→ **TASK REQUIREMENTS**
Work out the number of lines with "close" in them. Reply with that number and no other words.

→ **RECORDS SHOWN**
-*-*-

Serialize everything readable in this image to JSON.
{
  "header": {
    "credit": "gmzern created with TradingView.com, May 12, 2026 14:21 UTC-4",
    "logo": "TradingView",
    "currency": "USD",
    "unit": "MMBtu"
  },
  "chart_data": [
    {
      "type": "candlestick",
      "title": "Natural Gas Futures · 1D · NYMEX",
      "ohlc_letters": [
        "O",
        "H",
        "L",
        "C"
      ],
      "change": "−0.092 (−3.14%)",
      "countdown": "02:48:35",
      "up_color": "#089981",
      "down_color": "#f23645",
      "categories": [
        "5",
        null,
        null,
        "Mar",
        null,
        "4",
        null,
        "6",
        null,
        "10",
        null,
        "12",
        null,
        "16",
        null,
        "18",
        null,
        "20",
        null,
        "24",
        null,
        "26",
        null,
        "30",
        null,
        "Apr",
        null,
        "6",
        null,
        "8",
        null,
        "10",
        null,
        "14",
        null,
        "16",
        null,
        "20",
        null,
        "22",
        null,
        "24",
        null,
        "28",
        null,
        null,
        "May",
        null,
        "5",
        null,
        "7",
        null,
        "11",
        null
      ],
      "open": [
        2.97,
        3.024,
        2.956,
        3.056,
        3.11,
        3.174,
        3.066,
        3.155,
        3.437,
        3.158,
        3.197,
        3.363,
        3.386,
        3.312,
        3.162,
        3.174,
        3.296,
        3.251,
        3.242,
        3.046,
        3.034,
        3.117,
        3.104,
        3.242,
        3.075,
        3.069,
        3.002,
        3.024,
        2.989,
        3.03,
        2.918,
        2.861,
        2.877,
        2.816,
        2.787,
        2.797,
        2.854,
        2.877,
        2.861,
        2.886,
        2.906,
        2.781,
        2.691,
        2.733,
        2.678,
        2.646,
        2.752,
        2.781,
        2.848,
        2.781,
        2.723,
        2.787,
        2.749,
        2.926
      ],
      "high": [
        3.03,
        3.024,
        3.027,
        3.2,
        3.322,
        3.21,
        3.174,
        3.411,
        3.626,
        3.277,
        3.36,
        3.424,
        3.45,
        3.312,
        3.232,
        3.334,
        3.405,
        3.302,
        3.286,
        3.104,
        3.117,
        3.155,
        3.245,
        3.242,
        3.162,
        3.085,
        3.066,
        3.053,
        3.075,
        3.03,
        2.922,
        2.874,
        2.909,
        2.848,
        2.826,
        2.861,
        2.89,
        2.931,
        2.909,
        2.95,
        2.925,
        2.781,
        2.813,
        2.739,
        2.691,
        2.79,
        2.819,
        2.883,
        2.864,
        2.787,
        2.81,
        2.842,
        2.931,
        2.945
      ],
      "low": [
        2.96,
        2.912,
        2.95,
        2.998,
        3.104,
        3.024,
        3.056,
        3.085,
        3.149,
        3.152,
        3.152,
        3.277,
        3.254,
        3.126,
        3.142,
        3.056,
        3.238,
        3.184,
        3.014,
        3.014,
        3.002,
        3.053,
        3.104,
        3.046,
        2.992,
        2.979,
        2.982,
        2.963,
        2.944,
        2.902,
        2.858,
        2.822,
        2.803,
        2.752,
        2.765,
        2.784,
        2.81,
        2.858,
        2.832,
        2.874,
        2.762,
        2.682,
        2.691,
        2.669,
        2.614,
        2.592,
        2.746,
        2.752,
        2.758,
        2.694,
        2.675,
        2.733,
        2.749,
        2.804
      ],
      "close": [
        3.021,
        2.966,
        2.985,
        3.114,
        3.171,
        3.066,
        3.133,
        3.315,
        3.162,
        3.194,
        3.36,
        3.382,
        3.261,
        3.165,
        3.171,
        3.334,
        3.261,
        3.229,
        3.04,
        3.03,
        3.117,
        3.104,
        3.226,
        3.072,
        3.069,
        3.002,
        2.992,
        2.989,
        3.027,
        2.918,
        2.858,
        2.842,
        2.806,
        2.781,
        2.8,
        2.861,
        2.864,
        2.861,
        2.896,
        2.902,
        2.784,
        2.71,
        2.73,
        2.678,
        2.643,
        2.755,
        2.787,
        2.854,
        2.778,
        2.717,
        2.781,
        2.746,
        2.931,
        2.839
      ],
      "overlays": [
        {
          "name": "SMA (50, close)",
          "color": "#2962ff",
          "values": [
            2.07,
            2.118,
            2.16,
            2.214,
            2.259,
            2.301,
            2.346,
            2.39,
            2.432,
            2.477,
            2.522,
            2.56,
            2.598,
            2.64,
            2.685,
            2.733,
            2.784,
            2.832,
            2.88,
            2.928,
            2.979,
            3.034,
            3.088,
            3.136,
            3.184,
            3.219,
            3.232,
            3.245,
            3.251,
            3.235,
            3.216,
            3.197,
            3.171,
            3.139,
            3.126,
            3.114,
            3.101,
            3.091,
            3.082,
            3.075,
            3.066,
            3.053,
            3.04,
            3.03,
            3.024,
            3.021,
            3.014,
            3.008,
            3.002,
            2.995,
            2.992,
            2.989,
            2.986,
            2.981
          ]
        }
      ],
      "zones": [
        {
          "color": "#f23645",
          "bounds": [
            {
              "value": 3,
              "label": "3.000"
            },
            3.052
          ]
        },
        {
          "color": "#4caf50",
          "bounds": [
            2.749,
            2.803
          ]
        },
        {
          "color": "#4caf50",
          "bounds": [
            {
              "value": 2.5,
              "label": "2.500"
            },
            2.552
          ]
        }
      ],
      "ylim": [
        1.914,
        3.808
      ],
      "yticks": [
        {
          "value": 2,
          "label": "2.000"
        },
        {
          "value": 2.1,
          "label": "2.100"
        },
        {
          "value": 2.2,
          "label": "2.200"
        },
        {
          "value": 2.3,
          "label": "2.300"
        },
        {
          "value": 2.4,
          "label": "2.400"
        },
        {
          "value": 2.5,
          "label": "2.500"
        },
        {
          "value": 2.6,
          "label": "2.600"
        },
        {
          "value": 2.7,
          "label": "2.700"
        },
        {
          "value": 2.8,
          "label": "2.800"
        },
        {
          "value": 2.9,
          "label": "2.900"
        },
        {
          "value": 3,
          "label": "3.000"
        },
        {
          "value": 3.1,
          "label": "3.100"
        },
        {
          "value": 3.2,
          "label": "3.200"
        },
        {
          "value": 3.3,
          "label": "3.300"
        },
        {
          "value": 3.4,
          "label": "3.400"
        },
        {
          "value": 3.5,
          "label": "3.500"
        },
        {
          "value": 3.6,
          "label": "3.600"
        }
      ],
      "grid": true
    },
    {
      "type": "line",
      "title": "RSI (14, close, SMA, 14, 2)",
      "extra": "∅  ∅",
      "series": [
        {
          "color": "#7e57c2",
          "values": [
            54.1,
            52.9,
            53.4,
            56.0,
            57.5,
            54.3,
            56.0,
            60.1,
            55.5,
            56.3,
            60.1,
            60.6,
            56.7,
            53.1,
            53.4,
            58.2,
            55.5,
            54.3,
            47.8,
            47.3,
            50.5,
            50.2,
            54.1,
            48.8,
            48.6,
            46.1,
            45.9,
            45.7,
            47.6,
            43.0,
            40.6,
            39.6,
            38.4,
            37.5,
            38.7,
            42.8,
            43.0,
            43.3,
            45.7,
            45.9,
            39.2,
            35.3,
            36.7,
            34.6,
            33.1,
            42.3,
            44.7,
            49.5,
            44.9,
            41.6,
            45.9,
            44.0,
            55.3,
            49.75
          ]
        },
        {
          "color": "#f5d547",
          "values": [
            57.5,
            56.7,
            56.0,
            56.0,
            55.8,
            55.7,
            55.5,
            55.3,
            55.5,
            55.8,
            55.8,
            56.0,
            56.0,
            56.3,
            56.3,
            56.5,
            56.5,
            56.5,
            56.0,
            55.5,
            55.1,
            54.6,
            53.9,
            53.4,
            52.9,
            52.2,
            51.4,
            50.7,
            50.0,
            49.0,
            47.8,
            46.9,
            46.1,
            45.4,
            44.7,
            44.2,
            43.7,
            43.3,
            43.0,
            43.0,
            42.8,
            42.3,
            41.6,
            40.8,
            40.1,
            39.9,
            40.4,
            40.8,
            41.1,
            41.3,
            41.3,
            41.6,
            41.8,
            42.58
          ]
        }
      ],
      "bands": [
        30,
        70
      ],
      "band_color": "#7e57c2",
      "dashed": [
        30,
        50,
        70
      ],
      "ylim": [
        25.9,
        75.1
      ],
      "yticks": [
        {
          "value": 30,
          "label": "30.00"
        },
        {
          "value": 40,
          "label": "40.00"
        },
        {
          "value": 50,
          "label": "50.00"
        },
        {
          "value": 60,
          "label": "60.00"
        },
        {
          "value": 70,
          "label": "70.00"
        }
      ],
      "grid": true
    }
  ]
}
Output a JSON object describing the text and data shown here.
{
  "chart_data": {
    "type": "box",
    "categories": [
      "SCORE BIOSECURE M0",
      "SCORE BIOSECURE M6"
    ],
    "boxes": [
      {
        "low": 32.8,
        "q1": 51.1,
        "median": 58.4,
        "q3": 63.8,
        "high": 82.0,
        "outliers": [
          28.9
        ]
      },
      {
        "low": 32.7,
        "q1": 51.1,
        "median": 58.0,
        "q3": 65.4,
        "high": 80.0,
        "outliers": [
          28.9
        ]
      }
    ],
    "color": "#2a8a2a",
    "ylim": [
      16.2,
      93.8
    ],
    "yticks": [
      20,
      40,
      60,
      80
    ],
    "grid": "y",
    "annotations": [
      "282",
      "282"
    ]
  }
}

-*-*-

→ **SOLVED PROBLEM**
3